[WRITTEN TASK 1]:
Copy the entries exactly as they appear, from the line containing "y-tick-label: 120000: [102, 312, 143, 327]" down to the line containing "distribution-x-axis: 0 20000", including both of those lines.

Before I give the example I'd like to recap the definition: Given two categories $C,D$ and two functors $F: C \to D$ and $G: D \to C$ we say that $F$ and $G$ are adjoint if we can give a natural transformation isomorphism $\eta$ such that for every pair of objects $A \in \text{Obj}(C)$, $B \in \text{Obj}(D)$ and morphisms $f: A \to A^\prime$ in $C$ and $g: B \to B^\prime$ in $D$ the following diagram commutes:

$ \begin{matrix} \operatorname{Hom}(FA, B) & \xrightarrow{\eta_{AB}} & \operatorname{Hom}(A, GB) \\ \left\downarrow{\scriptstyle{\operatorname{Hom}(F(f), g)}}\vphantom{\int}\right. & & \left\downarrow{\scriptstyle{\operatorname{Hom}(f, G(g))}}\vphantom{\int}\right.\\ \operatorname{Hom}(FA^\prime, B^\prime)& \xrightarrow{\eta_{A^\prime B^\prime}} & \operatorname{Hom}(A^\prime, GB^\prime) \end{matrix} $


I'm not sure whether $F$ is left adjoint to $G$ or the other way around. Which one is the left adjoint here?

[WRITTEN TASK 2]:
List every Hom-set that appears at a corner of the diagram in the passage on adjoint functors.

[STORED RECORDS]:
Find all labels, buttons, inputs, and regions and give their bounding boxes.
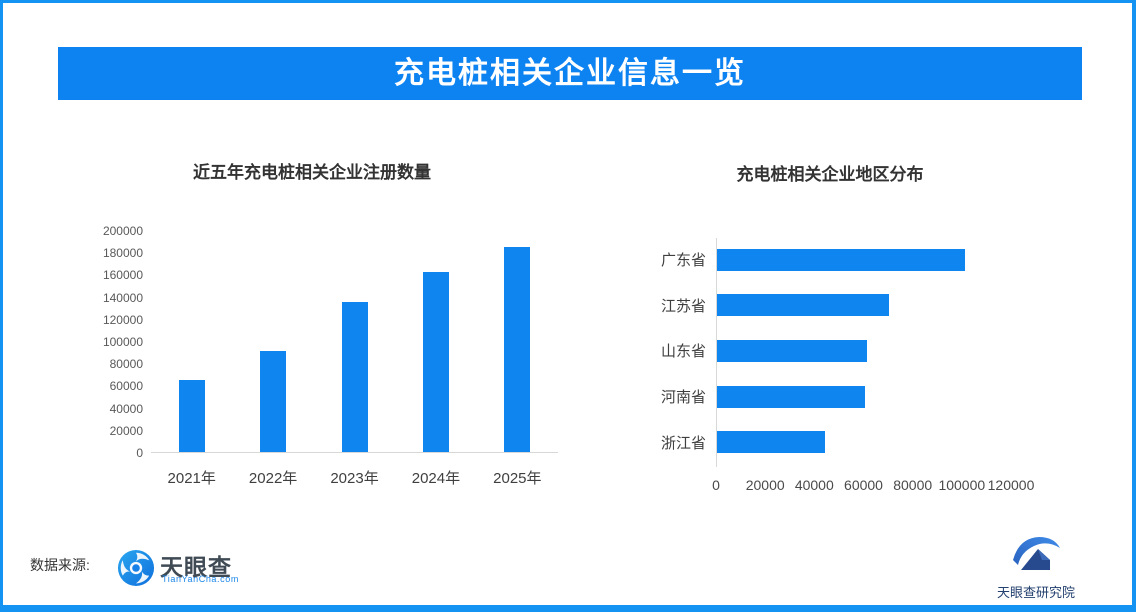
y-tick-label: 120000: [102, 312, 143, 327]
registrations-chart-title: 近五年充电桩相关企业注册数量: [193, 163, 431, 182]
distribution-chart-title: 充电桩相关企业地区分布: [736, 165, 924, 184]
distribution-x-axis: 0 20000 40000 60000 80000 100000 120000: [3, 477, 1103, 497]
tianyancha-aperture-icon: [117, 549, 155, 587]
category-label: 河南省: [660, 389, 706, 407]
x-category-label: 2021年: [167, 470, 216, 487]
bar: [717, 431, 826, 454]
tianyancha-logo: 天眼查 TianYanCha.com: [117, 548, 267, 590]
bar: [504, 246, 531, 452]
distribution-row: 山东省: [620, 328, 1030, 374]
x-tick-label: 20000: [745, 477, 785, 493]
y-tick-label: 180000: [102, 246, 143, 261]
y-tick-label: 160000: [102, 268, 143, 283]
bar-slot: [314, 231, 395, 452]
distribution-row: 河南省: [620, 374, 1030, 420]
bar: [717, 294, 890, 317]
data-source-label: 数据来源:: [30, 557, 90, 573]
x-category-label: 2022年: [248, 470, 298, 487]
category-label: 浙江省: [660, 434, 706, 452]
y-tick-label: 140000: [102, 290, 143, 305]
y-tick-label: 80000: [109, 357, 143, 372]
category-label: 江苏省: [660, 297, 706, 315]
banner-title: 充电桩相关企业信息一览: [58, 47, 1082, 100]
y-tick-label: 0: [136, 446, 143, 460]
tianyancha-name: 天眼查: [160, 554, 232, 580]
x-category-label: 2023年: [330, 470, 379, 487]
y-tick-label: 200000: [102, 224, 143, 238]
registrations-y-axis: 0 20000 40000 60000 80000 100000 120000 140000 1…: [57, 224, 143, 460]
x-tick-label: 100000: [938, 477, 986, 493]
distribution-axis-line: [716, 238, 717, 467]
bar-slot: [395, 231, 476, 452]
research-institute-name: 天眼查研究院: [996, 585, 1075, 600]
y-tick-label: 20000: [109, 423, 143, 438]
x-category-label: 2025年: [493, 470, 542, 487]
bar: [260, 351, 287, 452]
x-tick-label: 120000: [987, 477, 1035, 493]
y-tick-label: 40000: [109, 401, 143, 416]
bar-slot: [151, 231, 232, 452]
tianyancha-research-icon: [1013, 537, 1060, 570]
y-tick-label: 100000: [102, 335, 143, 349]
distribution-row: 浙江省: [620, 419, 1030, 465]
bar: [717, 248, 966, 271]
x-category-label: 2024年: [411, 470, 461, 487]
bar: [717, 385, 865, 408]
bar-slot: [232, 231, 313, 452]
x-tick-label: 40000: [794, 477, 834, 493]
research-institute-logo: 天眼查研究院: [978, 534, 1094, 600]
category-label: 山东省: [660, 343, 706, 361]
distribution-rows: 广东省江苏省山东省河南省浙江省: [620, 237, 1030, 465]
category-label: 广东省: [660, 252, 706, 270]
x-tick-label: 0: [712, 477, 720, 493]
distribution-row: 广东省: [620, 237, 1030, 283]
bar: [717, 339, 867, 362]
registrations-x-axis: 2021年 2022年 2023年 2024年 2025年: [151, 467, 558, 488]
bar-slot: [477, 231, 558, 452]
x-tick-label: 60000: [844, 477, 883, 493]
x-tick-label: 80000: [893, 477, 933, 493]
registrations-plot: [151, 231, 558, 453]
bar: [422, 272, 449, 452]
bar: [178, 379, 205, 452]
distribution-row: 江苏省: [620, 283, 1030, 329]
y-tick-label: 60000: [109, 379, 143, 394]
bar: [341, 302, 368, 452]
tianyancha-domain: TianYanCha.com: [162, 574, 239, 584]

[CORRECT RESULT 1]:
y-tick-label: 120000: [102, 312, 143, 327]
registrations-chart-title: 近五年充电桩相关企业注册数量: [193, 163, 431, 182]
distribution-chart-title: 充电桩相关企业地区分布: [736, 165, 924, 184]
distribution-x-axis: 0 20000 40000 60000 80000 100000 120000: [3, 477, 1103, 497]

[CORRECT RESULT 2]:
Hom(FA, B)
Hom(A, GB)
Hom(FA′, B′)
Hom(A′, GB′)